[Element location data]

:::

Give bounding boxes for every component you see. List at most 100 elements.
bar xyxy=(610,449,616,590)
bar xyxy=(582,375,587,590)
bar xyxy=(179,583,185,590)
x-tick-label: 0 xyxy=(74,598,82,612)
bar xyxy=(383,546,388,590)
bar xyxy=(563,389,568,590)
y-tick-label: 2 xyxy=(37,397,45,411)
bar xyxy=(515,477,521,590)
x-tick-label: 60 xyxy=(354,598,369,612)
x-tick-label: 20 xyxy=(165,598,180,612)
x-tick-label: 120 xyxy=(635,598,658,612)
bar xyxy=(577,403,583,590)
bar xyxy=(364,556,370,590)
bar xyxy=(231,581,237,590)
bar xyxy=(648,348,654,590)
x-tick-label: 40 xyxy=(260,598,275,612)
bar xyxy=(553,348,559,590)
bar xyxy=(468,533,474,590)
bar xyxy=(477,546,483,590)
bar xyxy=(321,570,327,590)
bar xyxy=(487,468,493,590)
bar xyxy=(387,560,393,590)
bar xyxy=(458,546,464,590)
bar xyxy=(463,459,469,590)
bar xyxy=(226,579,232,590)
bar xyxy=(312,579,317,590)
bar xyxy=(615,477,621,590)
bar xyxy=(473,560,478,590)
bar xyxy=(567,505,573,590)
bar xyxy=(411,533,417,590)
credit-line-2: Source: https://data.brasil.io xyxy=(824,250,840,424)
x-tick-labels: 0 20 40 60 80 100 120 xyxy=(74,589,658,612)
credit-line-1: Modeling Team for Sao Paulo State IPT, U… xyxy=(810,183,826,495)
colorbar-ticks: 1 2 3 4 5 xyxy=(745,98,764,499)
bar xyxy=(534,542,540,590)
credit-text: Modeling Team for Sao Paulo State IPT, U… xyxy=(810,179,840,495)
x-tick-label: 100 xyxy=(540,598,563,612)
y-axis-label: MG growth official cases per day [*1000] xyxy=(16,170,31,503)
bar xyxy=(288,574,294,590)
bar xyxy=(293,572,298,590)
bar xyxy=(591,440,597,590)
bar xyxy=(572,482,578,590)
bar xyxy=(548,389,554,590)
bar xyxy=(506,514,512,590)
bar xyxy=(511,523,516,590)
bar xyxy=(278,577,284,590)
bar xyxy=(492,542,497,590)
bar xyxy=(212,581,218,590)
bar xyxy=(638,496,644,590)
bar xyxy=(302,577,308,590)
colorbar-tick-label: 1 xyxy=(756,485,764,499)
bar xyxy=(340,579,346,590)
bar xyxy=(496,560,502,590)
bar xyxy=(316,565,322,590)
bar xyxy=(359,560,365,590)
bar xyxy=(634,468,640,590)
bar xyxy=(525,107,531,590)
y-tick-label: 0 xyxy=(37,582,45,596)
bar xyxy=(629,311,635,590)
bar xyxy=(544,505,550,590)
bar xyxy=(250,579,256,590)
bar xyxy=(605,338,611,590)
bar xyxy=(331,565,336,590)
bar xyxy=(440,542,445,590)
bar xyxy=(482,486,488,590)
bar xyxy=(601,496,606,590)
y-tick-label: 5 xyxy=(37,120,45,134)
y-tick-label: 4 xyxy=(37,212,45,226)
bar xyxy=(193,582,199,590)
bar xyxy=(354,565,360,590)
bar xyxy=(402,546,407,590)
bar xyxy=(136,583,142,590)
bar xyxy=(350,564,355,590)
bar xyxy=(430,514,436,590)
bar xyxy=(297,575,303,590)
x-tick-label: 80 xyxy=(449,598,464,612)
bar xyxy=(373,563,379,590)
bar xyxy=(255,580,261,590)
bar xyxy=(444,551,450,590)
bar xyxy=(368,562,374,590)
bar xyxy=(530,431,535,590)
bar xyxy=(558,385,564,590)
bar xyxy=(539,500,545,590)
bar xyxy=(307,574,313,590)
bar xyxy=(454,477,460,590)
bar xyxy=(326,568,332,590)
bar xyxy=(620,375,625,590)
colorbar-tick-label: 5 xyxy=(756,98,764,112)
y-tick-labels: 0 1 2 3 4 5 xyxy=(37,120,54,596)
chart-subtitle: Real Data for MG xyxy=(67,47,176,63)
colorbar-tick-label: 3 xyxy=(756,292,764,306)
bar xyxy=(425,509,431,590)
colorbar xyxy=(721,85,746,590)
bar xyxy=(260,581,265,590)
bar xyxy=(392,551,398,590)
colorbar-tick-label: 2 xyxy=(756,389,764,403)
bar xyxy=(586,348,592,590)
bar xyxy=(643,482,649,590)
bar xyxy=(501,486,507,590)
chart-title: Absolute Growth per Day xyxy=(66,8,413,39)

:::

Rewrite all of the items above with "chart-subtitle" replaced by "chart-caption", leaving everything else unchanged.

▸ Solution to this task
Give bounding boxes for every component you see. List at most 100 elements.
bar xyxy=(610,449,616,590)
bar xyxy=(582,375,587,590)
bar xyxy=(179,583,185,590)
x-tick-label: 0 xyxy=(74,598,82,612)
bar xyxy=(383,546,388,590)
bar xyxy=(563,389,568,590)
y-tick-label: 2 xyxy=(37,397,45,411)
bar xyxy=(515,477,521,590)
x-tick-label: 60 xyxy=(354,598,369,612)
x-tick-label: 20 xyxy=(165,598,180,612)
x-tick-label: 120 xyxy=(635,598,658,612)
bar xyxy=(577,403,583,590)
bar xyxy=(364,556,370,590)
bar xyxy=(231,581,237,590)
bar xyxy=(648,348,654,590)
x-tick-label: 40 xyxy=(260,598,275,612)
bar xyxy=(553,348,559,590)
bar xyxy=(468,533,474,590)
bar xyxy=(477,546,483,590)
bar xyxy=(321,570,327,590)
bar xyxy=(487,468,493,590)
bar xyxy=(387,560,393,590)
bar xyxy=(458,546,464,590)
bar xyxy=(463,459,469,590)
bar xyxy=(226,579,232,590)
bar xyxy=(312,579,317,590)
bar xyxy=(615,477,621,590)
bar xyxy=(473,560,478,590)
bar xyxy=(567,505,573,590)
bar xyxy=(411,533,417,590)
credit-line-2: Source: https://data.brasil.io xyxy=(824,250,840,424)
x-tick-labels: 0 20 40 60 80 100 120 xyxy=(74,589,658,612)
credit-line-1: Modeling Team for Sao Paulo State IPT, U… xyxy=(810,183,826,495)
colorbar-ticks: 1 2 3 4 5 xyxy=(745,98,764,499)
bar xyxy=(534,542,540,590)
credit-text: Modeling Team for Sao Paulo State IPT, U… xyxy=(810,179,840,495)
x-tick-label: 100 xyxy=(540,598,563,612)
y-axis-label: MG growth official cases per day [*1000] xyxy=(16,170,31,503)
bar xyxy=(288,574,294,590)
bar xyxy=(293,572,298,590)
bar xyxy=(591,440,597,590)
bar xyxy=(572,482,578,590)
bar xyxy=(548,389,554,590)
bar xyxy=(506,514,512,590)
bar xyxy=(511,523,516,590)
bar xyxy=(278,577,284,590)
bar xyxy=(492,542,497,590)
bar xyxy=(212,581,218,590)
bar xyxy=(638,496,644,590)
bar xyxy=(302,577,308,590)
colorbar-tick-label: 1 xyxy=(756,485,764,499)
bar xyxy=(340,579,346,590)
bar xyxy=(496,560,502,590)
bar xyxy=(316,565,322,590)
bar xyxy=(359,560,365,590)
bar xyxy=(634,468,640,590)
bar xyxy=(525,107,531,590)
y-tick-label: 0 xyxy=(37,582,45,596)
bar xyxy=(629,311,635,590)
bar xyxy=(544,505,550,590)
bar xyxy=(250,579,256,590)
bar xyxy=(605,338,611,590)
bar xyxy=(331,565,336,590)
bar xyxy=(440,542,445,590)
bar xyxy=(482,486,488,590)
bar xyxy=(601,496,606,590)
y-tick-label: 5 xyxy=(37,120,45,134)
y-tick-label: 4 xyxy=(37,212,45,226)
bar xyxy=(193,582,199,590)
bar xyxy=(354,565,360,590)
bar xyxy=(402,546,407,590)
bar xyxy=(136,583,142,590)
bar xyxy=(350,564,355,590)
bar xyxy=(430,514,436,590)
bar xyxy=(297,575,303,590)
x-tick-label: 80 xyxy=(449,598,464,612)
bar xyxy=(373,563,379,590)
bar xyxy=(255,580,261,590)
bar xyxy=(444,551,450,590)
bar xyxy=(368,562,374,590)
bar xyxy=(530,431,535,590)
bar xyxy=(558,385,564,590)
bar xyxy=(539,500,545,590)
bar xyxy=(307,574,313,590)
bar xyxy=(454,477,460,590)
bar xyxy=(326,568,332,590)
bar xyxy=(620,375,625,590)
colorbar-tick-label: 5 xyxy=(756,98,764,112)
y-tick-labels: 0 1 2 3 4 5 xyxy=(37,120,54,596)
chart-caption: Real Data for MG xyxy=(67,47,176,63)
colorbar-tick-label: 3 xyxy=(756,292,764,306)
bar xyxy=(425,509,431,590)
colorbar xyxy=(721,85,746,590)
bar xyxy=(260,581,265,590)
bar xyxy=(392,551,398,590)
colorbar-tick-label: 2 xyxy=(756,389,764,403)
bar xyxy=(586,348,592,590)
bar xyxy=(643,482,649,590)
bar xyxy=(501,486,507,590)
chart-title: Absolute Growth per Day xyxy=(66,8,413,39)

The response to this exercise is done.